* BEGIN *

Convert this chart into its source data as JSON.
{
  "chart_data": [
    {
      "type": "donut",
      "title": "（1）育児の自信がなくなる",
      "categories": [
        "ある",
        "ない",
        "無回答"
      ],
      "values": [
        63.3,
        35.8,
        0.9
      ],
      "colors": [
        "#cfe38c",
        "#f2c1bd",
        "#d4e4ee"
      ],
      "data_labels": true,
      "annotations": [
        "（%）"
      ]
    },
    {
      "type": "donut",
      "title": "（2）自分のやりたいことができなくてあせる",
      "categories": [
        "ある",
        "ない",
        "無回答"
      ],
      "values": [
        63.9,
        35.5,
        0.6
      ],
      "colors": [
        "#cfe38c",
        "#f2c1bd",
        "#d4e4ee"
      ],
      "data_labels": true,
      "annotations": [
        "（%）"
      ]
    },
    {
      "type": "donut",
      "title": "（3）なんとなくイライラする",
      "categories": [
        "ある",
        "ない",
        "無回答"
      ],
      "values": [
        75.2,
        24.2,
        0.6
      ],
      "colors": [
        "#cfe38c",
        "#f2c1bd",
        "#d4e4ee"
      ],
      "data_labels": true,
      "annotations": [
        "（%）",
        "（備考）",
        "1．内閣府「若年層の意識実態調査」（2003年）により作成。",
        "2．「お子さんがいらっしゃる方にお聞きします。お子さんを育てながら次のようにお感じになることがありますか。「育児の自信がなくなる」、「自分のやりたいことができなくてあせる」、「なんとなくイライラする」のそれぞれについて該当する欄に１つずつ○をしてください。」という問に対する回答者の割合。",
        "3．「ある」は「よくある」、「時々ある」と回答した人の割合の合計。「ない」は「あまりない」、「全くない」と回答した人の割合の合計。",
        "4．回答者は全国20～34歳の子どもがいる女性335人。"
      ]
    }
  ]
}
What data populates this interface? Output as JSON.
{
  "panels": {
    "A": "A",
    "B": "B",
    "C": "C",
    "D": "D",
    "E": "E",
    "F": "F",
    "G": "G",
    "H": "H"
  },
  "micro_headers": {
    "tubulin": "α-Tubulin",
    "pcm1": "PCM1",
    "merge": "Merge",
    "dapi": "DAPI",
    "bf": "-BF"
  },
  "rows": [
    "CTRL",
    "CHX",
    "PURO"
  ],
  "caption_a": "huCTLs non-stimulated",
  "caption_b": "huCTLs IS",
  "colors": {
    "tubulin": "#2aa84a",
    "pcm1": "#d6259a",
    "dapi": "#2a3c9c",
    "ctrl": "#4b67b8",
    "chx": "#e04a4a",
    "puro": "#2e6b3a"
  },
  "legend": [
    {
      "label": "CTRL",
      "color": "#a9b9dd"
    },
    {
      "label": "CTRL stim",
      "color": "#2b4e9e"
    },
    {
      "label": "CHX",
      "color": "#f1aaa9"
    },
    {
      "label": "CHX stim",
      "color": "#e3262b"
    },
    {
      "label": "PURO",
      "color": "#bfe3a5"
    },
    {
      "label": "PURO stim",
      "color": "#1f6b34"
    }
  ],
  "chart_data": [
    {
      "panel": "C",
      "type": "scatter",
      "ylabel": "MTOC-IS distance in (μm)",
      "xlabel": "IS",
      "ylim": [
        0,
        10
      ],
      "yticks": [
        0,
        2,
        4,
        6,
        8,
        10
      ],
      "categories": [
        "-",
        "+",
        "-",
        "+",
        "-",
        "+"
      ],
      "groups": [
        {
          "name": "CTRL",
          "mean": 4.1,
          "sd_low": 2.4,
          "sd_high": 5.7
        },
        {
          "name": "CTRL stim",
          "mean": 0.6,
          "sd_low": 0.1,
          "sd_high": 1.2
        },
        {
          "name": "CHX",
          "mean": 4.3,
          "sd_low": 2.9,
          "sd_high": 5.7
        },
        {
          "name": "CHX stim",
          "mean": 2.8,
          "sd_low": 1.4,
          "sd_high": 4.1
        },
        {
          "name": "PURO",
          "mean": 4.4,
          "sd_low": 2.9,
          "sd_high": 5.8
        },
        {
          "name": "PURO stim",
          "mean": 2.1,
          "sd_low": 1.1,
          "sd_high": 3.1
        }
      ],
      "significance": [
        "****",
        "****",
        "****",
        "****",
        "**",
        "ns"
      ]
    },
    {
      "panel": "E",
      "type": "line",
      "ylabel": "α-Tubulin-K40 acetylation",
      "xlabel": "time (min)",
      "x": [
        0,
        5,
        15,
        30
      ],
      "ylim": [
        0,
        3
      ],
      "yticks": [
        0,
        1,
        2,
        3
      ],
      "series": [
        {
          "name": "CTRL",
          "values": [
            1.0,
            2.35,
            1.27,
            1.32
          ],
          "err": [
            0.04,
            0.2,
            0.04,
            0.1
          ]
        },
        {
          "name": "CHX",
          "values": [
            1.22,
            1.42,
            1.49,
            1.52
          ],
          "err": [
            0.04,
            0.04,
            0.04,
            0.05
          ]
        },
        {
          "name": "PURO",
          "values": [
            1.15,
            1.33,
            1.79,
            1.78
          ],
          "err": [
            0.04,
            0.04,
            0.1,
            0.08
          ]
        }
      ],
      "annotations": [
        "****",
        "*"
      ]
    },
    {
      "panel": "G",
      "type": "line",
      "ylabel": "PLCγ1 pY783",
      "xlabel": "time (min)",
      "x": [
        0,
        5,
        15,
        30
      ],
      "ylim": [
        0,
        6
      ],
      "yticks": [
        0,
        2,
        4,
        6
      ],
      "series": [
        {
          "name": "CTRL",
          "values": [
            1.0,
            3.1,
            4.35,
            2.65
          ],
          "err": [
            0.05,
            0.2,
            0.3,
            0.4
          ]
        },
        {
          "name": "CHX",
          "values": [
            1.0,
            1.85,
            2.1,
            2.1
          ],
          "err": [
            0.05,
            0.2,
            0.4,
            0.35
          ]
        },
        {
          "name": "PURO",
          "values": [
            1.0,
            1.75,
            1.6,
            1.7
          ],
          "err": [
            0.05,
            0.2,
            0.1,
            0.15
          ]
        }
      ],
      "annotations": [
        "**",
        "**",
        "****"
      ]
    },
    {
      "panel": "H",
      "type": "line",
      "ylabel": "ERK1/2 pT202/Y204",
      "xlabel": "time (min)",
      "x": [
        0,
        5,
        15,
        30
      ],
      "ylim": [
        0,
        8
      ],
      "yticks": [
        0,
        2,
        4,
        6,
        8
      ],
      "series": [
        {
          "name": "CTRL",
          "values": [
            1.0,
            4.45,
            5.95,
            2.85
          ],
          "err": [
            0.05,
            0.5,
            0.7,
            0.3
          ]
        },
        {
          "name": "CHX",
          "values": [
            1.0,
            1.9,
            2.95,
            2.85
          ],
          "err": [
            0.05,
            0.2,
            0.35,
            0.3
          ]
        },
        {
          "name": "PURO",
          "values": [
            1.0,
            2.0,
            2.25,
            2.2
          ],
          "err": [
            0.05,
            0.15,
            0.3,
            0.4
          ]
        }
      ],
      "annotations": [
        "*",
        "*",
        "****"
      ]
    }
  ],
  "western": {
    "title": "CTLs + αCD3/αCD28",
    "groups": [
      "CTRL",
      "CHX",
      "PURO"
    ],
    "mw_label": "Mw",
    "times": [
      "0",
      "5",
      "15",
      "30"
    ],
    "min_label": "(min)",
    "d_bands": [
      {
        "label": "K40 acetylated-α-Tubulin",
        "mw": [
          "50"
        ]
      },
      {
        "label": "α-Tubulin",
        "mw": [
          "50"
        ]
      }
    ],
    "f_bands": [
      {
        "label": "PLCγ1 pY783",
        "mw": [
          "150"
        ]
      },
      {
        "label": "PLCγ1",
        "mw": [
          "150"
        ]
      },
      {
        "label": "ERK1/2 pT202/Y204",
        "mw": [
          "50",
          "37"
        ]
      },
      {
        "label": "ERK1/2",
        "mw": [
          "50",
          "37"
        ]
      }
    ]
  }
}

* END *

EXERCISE REQUIREMENTS =
From the data, collect all lines where the string "なんとなくイライラする" appears.

EXERCISE SOLUTION =
      "title": "（3）なんとなくイライラする",
        "2．「お子さんがいらっしゃる方にお聞きします。お子さんを育てながら次のようにお感じになることがありますか。「育児の自信がなくなる」、「自分のやりたいことができなくてあせる」、「なんとなくイライラする」のそれぞれについて該当する欄に１つずつ○をしてください。」という問に対する回答者の割合。",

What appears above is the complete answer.